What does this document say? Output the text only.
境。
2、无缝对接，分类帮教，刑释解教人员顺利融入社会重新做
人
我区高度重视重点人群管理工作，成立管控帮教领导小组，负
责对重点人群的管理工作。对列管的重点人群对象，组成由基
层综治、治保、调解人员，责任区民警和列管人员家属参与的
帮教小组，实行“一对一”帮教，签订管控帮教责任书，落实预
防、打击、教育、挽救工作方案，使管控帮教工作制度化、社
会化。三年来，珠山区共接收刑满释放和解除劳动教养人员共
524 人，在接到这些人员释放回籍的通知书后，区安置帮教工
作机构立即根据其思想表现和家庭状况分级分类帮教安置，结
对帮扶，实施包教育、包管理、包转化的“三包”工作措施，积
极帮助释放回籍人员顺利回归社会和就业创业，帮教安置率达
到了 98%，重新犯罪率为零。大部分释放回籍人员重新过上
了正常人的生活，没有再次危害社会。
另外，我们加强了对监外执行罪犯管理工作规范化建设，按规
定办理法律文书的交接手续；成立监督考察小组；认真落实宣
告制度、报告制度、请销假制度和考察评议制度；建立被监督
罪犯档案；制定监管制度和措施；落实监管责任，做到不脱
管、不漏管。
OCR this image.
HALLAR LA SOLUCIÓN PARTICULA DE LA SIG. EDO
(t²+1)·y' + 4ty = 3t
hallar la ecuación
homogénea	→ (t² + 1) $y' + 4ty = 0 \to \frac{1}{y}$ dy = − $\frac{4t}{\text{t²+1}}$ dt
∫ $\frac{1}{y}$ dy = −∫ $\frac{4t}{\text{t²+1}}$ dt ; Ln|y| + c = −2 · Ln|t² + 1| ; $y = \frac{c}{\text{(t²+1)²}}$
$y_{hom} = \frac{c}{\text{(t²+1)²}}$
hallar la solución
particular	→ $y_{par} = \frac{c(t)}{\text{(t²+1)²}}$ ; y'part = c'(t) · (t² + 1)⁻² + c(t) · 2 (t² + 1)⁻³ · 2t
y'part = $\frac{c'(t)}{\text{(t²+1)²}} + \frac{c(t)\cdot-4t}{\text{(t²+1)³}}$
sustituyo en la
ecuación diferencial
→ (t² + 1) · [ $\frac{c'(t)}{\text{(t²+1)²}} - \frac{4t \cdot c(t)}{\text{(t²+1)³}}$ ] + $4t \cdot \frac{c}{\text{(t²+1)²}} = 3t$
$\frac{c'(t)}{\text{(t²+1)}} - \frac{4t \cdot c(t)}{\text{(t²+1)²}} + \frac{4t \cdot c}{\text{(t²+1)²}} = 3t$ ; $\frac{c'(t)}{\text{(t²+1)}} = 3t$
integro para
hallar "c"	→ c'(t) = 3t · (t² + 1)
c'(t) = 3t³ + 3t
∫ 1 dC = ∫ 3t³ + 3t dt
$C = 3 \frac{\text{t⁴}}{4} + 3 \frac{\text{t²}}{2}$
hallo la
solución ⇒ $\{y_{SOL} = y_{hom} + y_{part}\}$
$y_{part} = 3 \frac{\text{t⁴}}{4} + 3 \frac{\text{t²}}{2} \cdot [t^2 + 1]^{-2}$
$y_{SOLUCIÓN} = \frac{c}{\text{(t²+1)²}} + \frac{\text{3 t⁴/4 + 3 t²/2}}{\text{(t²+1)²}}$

• WRITTEN INSTRUCTION
Review the preceding data and report every line that includes the string "text".

• RESULT BELOW
What does this document say? Output the text only.
homogénea	→ (t² + 1) $y' + 4ty = 0 \to \frac{1}{y}$ dy = − $\frac{4t}{\text{t²+1}}$ dt
∫ $\frac{1}{y}$ dy = −∫ $\frac{4t}{\text{t²+1}}$ dt ; Ln|y| + c = −2 · Ln|t² + 1| ; $y = \frac{c}{\text{(t²+1)²}}$
$y_{hom} = \frac{c}{\text{(t²+1)²}}$
particular	→ $y_{par} = \frac{c(t)}{\text{(t²+1)²}}$ ; y'part = c'(t) · (t² + 1)⁻² + c(t) · 2 (t² + 1)⁻³ · 2t
y'part = $\frac{c'(t)}{\text{(t²+1)²}} + \frac{c(t)\cdot-4t}{\text{(t²+1)³}}$
→ (t² + 1) · [ $\frac{c'(t)}{\text{(t²+1)²}} - \frac{4t \cdot c(t)}{\text{(t²+1)³}}$ ] + $4t \cdot \frac{c}{\text{(t²+1)²}} = 3t$
$\frac{c'(t)}{\text{(t²+1)}} - \frac{4t \cdot c(t)}{\text{(t²+1)²}} + \frac{4t \cdot c}{\text{(t²+1)²}} = 3t$ ; $\frac{c'(t)}{\text{(t²+1)}} = 3t$
$C = 3 \frac{\text{t⁴}}{4} + 3 \frac{\text{t²}}{2}$
$y_{part} = 3 \frac{\text{t⁴}}{4} + 3 \frac{\text{t²}}{2} \cdot [t^2 + 1]^{-2}$
$y_{SOLUCIÓN} = \frac{c}{\text{(t²+1)²}} + \frac{\text{3 t⁴/4 + 3 t²/2}}{\text{(t²+1)²}}$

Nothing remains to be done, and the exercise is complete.